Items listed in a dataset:
# # # # # # #
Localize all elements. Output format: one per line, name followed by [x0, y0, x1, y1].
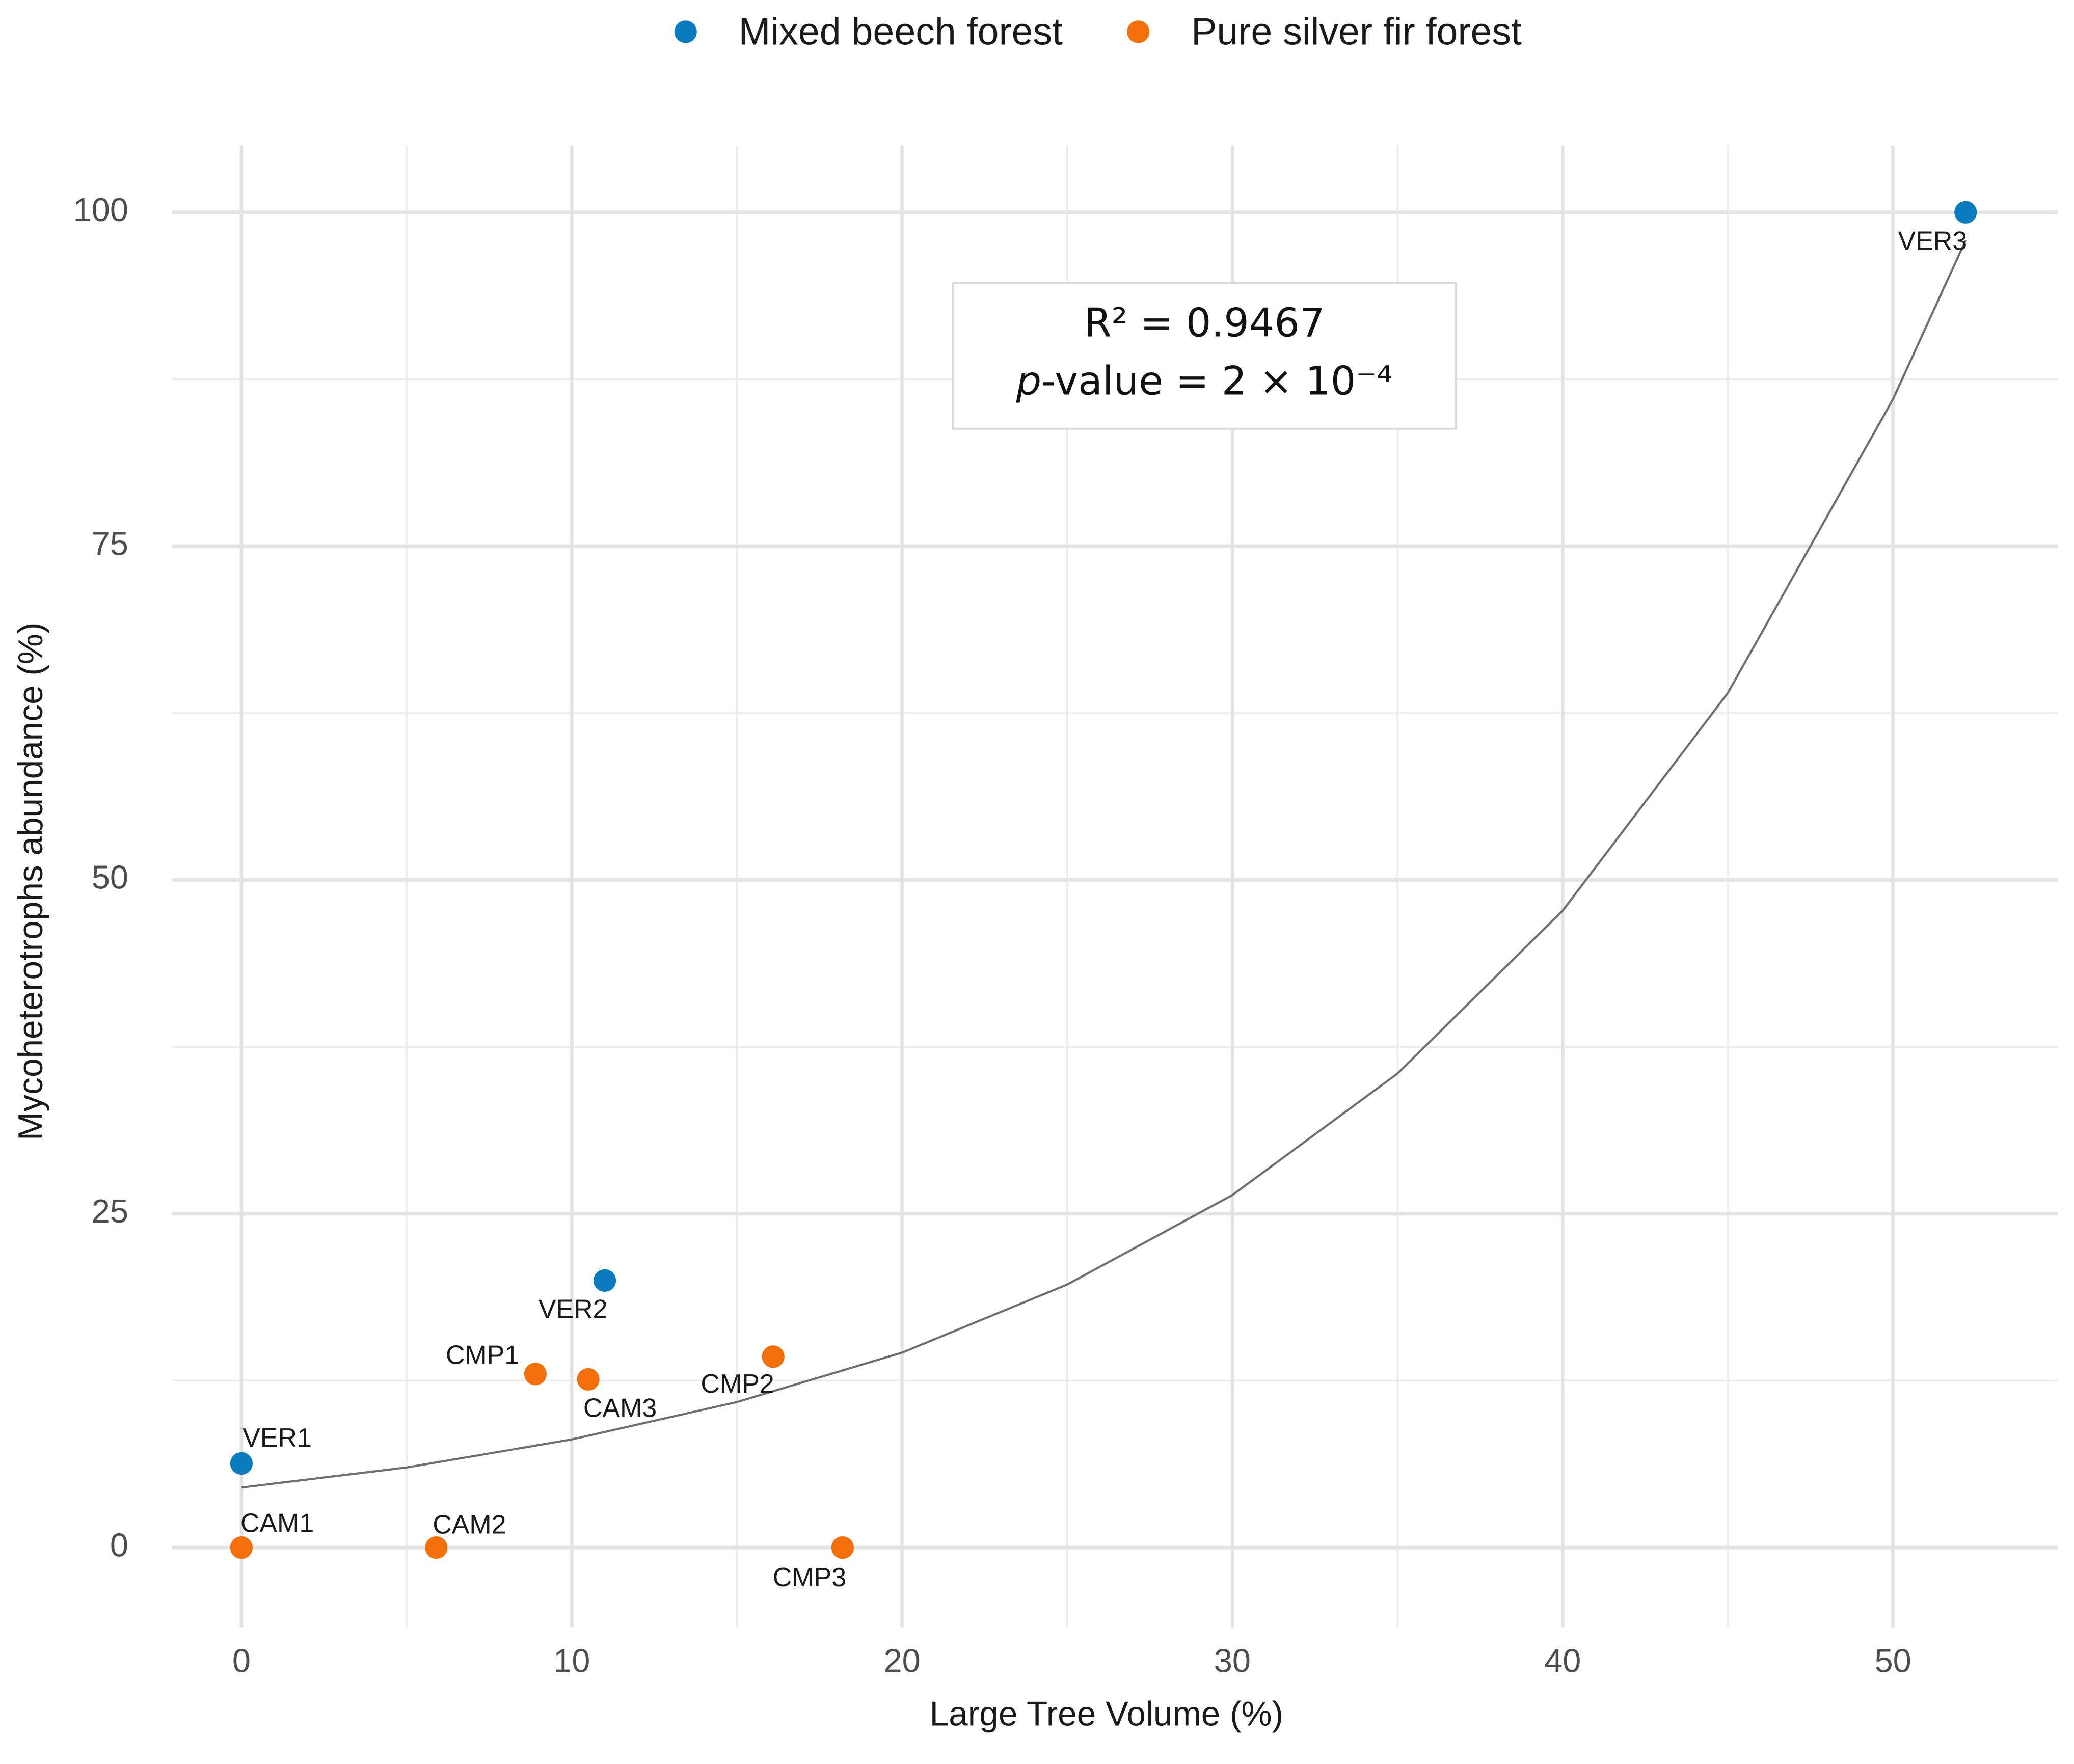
x-tick-label: 10 [553, 1642, 590, 1679]
annotation-box [952, 282, 1457, 430]
point-label: CMP2 [701, 1369, 774, 1399]
data-point [230, 1452, 253, 1475]
data-point [425, 1536, 448, 1559]
point-label: CMP3 [773, 1563, 846, 1592]
y-tick-label: 50 [92, 859, 128, 896]
x-tick-label: 20 [883, 1642, 920, 1679]
point-label: VER3 [1898, 226, 1967, 256]
point-label: CAM2 [433, 1510, 506, 1539]
annotation-p-italic: p [1016, 359, 1041, 404]
x-tick-label: 30 [1214, 1642, 1251, 1679]
y-axis-title: Mycoheterotrophs abundance (%) [12, 622, 50, 1141]
fit-curve [241, 240, 1967, 1489]
point-label: CAM3 [583, 1393, 657, 1423]
data-point [762, 1345, 785, 1368]
annotation-r2: R² = 0.9467 [1084, 301, 1325, 346]
point-label: CMP1 [446, 1340, 519, 1370]
y-tick-label: 75 [92, 525, 128, 562]
data-point [524, 1363, 547, 1386]
y-tick-label: 25 [92, 1192, 128, 1230]
y-tick-label: 100 [73, 191, 128, 228]
x-tick-label: 40 [1544, 1642, 1581, 1679]
legend-marker [1127, 20, 1150, 43]
data-point [594, 1269, 616, 1292]
annotation-p-rest: -value = 2 × 10⁻⁴ [1041, 359, 1393, 404]
x-tick-label: 50 [1874, 1642, 1911, 1679]
x-axis-title: Large Tree Volume (%) [930, 1695, 1283, 1733]
data-point [577, 1368, 600, 1391]
point-label: VER2 [538, 1294, 608, 1324]
data-point [230, 1536, 253, 1559]
legend-label: Mixed beech forest [739, 10, 1063, 52]
y-tick-label: 0 [110, 1526, 128, 1563]
grid [172, 145, 2058, 1628]
legend-label: Pure silver fir forest [1191, 10, 1522, 52]
data-point [1954, 201, 1977, 224]
x-tick-label: 0 [232, 1642, 251, 1679]
annotation-p: p-value = 2 × 10⁻⁴ [1016, 359, 1393, 404]
point-label: VER1 [243, 1423, 312, 1453]
point-label: CAM1 [240, 1509, 314, 1538]
data-point [831, 1536, 854, 1559]
legend-marker [674, 20, 697, 43]
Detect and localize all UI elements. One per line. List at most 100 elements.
# # # # # # #
Please write out all of the lines above word for word, leaving out the pictures.

• FULL SOLUTION:
Localize all elements. Output format: one per line, name followed by [x0, y0, x1, y1].
x-tick-label: 10 [553, 1642, 590, 1679]
annotation-box [952, 282, 1457, 430]
point-label: CMP2 [701, 1369, 774, 1399]
data-point [230, 1452, 253, 1475]
data-point [425, 1536, 448, 1559]
point-label: CMP3 [773, 1563, 846, 1592]
y-tick-label: 50 [92, 859, 128, 896]
x-tick-label: 20 [883, 1642, 920, 1679]
point-label: VER3 [1898, 226, 1967, 256]
point-label: CAM2 [433, 1510, 506, 1539]
annotation-p-italic: p [1016, 359, 1041, 404]
x-tick-label: 30 [1214, 1642, 1251, 1679]
y-axis-title: Mycoheterotrophs abundance (%) [12, 622, 50, 1141]
fit-curve [241, 240, 1967, 1489]
point-label: CAM3 [583, 1393, 657, 1423]
data-point [762, 1345, 785, 1368]
annotation-r2: R² = 0.9467 [1084, 301, 1325, 346]
point-label: CMP1 [446, 1340, 519, 1370]
y-tick-label: 75 [92, 525, 128, 562]
data-point [524, 1363, 547, 1386]
y-tick-label: 25 [92, 1192, 128, 1230]
y-tick-label: 100 [73, 191, 128, 228]
x-tick-label: 40 [1544, 1642, 1581, 1679]
legend-marker [1127, 20, 1150, 43]
data-point [594, 1269, 616, 1292]
annotation-p-rest: -value = 2 × 10⁻⁴ [1041, 359, 1393, 404]
x-tick-label: 50 [1874, 1642, 1911, 1679]
x-axis-title: Large Tree Volume (%) [930, 1695, 1283, 1733]
data-point [577, 1368, 600, 1391]
point-label: VER2 [538, 1294, 608, 1324]
data-point [230, 1536, 253, 1559]
legend-label: Mixed beech forest [739, 10, 1063, 52]
y-tick-label: 0 [110, 1526, 128, 1563]
grid [172, 145, 2058, 1628]
legend-label: Pure silver fir forest [1191, 10, 1522, 52]
data-point [1954, 201, 1977, 224]
x-tick-label: 0 [232, 1642, 251, 1679]
annotation-p: p-value = 2 × 10⁻⁴ [1016, 359, 1393, 404]
point-label: VER1 [243, 1423, 312, 1453]
point-label: CAM1 [240, 1509, 314, 1538]
data-point [831, 1536, 854, 1559]
legend-marker [674, 20, 697, 43]
Detect and localize all UI elements. One per line. List at most 100 elements.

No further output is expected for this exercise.